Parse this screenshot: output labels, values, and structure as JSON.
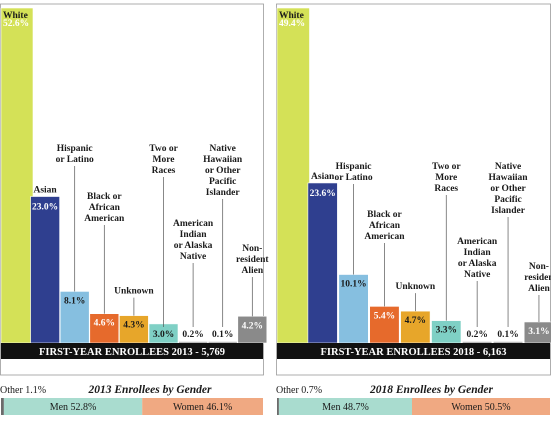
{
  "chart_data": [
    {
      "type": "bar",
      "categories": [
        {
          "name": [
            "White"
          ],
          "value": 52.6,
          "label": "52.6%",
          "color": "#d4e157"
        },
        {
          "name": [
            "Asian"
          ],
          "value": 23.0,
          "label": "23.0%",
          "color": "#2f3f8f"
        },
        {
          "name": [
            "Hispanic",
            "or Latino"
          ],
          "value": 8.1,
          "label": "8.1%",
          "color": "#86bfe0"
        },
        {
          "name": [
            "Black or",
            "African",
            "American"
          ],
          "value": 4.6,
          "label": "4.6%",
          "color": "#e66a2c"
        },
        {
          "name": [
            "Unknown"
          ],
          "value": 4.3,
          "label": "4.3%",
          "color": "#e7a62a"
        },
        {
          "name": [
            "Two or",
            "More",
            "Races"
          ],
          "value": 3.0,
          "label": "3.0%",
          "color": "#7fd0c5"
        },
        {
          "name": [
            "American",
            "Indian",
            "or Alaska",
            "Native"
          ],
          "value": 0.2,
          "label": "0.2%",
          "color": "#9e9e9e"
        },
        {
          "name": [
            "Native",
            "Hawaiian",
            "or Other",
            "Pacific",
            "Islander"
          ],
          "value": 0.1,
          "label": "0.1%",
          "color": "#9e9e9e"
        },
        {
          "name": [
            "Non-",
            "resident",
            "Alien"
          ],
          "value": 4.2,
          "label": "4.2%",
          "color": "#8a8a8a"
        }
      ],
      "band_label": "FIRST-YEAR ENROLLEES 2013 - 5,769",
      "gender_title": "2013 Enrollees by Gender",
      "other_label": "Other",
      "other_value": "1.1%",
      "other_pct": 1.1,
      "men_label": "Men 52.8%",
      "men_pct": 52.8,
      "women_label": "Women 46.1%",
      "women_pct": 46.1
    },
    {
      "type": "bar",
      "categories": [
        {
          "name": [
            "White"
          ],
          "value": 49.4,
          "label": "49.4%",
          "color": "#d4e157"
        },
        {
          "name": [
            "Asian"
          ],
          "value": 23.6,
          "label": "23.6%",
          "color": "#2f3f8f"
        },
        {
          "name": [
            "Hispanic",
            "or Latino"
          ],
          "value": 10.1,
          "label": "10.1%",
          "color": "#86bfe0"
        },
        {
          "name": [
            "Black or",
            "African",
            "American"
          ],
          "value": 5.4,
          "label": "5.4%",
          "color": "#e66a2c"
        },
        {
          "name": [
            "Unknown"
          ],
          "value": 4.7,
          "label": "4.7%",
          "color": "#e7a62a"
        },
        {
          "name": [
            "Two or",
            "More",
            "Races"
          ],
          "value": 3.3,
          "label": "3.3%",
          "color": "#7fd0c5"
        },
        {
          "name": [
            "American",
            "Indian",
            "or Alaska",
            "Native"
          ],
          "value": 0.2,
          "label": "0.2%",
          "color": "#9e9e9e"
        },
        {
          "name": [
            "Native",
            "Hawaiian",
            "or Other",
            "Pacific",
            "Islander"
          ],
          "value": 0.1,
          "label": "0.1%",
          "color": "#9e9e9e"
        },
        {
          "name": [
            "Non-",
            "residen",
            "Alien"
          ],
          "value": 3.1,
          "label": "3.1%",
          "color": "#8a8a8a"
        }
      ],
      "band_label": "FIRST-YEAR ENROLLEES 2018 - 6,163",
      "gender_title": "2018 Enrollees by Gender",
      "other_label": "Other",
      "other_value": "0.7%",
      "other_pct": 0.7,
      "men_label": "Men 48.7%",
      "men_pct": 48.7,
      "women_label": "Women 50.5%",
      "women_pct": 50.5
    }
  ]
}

...

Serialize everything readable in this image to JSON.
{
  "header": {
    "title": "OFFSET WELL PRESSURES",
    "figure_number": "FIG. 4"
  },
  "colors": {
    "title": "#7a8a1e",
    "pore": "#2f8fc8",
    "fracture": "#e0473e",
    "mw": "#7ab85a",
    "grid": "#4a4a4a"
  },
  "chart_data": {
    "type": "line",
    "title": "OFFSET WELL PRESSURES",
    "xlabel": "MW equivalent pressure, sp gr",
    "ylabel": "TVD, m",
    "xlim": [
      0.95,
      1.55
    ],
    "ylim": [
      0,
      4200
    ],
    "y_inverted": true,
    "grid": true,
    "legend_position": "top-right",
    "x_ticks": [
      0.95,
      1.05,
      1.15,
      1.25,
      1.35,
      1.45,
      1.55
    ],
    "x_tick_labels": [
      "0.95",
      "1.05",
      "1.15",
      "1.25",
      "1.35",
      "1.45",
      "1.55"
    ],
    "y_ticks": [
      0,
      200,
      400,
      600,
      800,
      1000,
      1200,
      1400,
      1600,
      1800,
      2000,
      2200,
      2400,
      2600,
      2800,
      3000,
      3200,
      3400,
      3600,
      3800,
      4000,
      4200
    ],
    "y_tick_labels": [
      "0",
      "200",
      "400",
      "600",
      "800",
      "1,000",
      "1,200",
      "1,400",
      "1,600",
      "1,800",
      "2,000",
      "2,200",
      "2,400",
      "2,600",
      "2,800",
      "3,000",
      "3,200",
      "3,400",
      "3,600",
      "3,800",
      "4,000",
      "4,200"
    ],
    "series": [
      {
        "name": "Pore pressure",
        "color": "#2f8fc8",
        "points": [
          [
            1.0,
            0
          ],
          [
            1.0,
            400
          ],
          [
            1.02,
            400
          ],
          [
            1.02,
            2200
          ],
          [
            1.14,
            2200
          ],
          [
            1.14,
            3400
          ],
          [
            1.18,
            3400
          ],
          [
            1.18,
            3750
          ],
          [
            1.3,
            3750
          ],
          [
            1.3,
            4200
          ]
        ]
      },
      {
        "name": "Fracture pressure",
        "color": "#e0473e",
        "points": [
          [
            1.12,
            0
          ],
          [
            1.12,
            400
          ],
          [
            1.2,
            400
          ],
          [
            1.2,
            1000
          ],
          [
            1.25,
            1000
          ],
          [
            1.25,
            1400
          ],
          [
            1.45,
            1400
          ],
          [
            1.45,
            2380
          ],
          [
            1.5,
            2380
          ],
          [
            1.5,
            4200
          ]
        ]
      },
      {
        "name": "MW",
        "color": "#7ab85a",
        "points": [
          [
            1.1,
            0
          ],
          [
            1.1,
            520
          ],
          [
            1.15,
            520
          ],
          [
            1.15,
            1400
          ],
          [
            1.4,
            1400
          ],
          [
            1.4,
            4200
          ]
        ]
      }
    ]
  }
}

==

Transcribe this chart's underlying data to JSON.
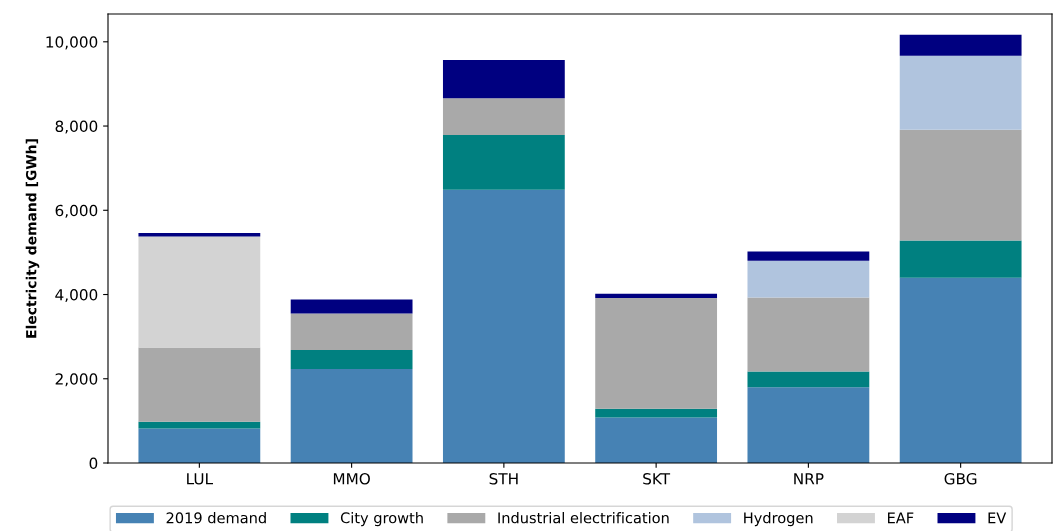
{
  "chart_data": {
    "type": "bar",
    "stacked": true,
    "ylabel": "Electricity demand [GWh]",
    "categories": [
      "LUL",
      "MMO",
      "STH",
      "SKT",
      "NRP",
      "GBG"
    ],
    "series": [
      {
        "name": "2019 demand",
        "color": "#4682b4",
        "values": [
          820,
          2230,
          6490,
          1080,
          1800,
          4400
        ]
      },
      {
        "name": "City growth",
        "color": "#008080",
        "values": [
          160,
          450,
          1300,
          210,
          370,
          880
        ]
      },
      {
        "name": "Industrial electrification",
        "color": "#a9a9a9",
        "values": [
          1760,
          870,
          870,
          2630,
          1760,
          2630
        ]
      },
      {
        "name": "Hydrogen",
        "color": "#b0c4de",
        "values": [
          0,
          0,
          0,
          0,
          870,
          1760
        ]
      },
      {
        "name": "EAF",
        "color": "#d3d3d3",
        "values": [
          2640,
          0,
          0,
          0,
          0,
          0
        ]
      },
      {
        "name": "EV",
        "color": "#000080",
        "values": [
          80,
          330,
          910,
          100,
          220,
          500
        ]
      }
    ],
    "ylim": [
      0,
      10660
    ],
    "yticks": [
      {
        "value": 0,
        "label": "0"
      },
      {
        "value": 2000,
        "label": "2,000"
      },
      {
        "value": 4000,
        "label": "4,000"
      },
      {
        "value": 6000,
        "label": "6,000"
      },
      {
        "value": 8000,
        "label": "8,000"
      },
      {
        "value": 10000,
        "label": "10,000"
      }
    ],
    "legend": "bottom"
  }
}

• _Written exercise_: Using the listing above, list every line in which the string "JSON" occurs.

• _Completed exercise_:
Parse this screenshot: output labels, values, and structure as JSON.
Serialize everything readable in this image to JSON.
Transcribe this chart's underlying data to JSON.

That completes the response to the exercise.